*Task goal*
Lines containing the word "Phillips" are to be located and copied.

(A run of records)
########################################

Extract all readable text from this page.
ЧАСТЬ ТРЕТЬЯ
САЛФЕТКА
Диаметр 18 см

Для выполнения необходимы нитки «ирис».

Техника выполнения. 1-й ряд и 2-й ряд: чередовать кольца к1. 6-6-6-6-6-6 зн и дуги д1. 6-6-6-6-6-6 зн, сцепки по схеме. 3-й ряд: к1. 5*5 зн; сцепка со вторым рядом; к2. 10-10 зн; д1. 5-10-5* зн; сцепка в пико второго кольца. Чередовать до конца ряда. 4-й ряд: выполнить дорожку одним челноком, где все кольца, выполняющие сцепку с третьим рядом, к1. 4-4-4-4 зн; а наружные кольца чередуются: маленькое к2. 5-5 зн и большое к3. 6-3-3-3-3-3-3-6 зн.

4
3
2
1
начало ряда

########################################

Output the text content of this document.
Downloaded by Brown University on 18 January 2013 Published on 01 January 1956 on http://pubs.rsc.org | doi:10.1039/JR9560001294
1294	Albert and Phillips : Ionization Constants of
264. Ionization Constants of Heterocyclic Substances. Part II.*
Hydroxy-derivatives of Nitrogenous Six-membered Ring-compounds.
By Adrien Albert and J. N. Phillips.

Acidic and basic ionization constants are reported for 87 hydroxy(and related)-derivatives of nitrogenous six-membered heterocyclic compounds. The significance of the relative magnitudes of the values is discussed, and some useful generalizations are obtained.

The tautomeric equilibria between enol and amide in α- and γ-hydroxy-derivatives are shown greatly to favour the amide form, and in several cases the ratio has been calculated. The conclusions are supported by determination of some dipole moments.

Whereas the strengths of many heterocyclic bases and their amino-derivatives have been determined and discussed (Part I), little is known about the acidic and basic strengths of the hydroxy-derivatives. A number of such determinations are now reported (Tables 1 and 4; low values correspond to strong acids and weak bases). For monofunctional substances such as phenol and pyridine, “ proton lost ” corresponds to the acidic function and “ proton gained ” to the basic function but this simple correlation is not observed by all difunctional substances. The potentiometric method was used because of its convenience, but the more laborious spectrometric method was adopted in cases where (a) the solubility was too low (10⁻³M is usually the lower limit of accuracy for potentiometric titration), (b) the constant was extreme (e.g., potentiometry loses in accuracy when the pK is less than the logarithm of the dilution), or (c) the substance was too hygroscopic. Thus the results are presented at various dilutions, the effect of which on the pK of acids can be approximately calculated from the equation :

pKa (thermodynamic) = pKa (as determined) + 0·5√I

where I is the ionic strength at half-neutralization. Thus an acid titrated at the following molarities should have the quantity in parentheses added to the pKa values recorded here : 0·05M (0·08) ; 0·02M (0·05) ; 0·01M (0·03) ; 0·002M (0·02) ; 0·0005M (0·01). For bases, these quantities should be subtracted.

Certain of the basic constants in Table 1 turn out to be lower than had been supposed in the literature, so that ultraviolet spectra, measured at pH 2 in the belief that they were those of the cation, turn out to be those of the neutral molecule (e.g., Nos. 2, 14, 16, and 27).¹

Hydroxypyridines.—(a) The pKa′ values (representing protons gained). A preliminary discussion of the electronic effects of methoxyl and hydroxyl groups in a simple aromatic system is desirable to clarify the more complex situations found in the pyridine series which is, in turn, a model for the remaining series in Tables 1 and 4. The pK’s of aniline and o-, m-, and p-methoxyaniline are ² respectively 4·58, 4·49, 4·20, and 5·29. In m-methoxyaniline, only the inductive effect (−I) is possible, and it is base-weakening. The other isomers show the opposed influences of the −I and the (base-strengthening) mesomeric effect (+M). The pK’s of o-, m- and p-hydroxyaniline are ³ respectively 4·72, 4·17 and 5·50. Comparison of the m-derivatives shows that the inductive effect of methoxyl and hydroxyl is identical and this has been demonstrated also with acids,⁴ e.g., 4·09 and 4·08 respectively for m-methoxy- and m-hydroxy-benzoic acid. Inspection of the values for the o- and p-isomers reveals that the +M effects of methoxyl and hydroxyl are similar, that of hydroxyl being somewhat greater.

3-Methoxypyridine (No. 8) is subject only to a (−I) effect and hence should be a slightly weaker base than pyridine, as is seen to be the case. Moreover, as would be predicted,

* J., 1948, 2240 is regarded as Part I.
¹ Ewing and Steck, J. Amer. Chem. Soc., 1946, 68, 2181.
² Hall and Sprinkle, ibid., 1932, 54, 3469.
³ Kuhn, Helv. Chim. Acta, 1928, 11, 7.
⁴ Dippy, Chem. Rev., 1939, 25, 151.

########################################

*The result*
1294	Albert and Phillips : Ionization Constants of
By Adrien Albert and J. N. Phillips.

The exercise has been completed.